Work required: Tally the lines below that contain the word "this", and give only that number.

Recorded data:
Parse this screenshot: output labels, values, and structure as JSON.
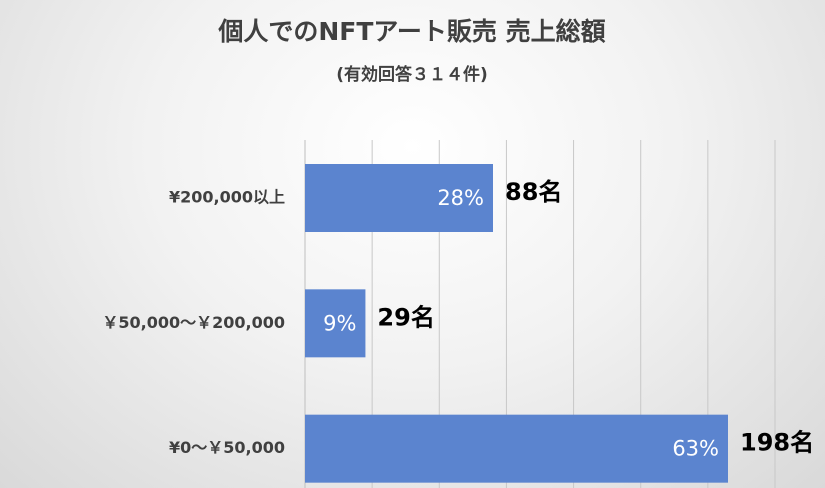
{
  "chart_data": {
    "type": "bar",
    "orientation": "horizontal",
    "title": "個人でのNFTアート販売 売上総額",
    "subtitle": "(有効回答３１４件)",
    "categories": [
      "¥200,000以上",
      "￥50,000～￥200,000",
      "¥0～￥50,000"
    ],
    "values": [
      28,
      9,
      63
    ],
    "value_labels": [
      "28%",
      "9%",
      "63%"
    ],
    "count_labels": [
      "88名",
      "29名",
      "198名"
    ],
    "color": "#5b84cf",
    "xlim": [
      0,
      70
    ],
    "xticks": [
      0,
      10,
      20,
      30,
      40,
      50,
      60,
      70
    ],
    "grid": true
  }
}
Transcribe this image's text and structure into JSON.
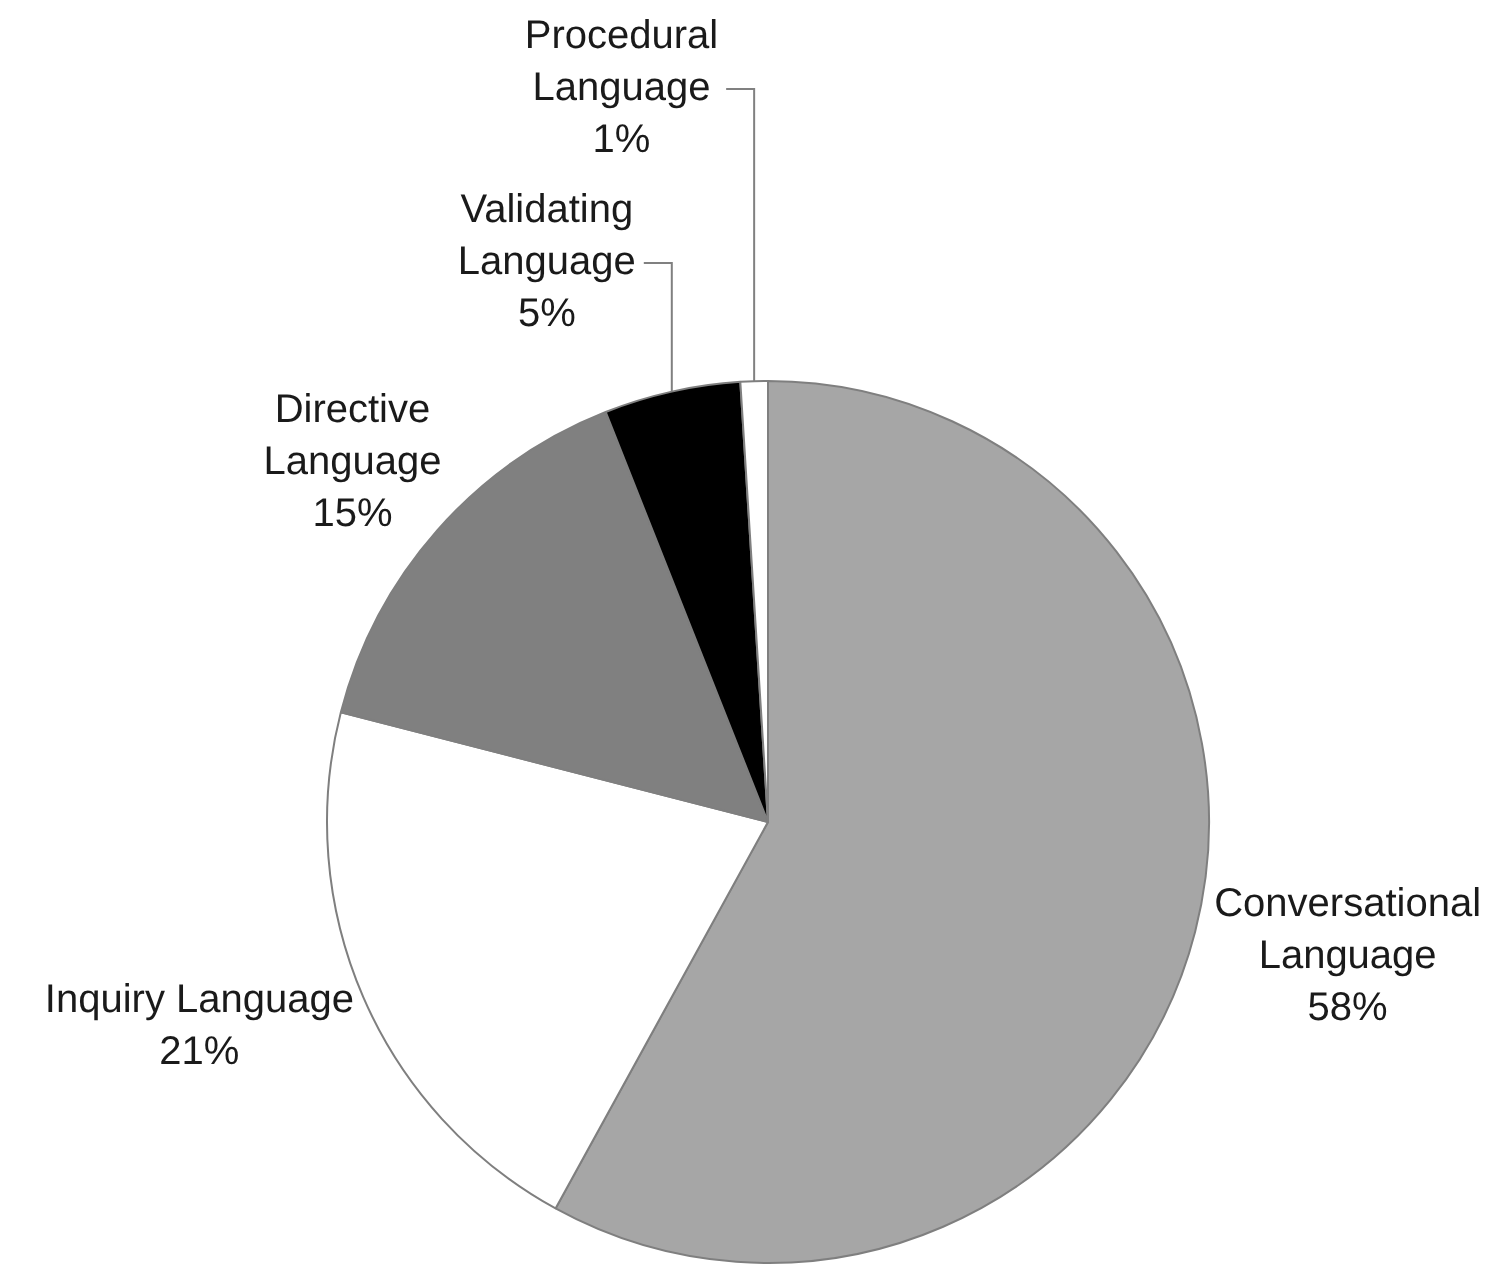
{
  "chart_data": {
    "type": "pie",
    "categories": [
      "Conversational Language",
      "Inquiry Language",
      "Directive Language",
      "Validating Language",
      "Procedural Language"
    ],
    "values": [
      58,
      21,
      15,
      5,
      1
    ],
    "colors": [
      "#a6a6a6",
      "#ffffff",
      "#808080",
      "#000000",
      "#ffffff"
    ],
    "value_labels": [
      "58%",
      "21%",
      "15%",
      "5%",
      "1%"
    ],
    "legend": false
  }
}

Correct output: 2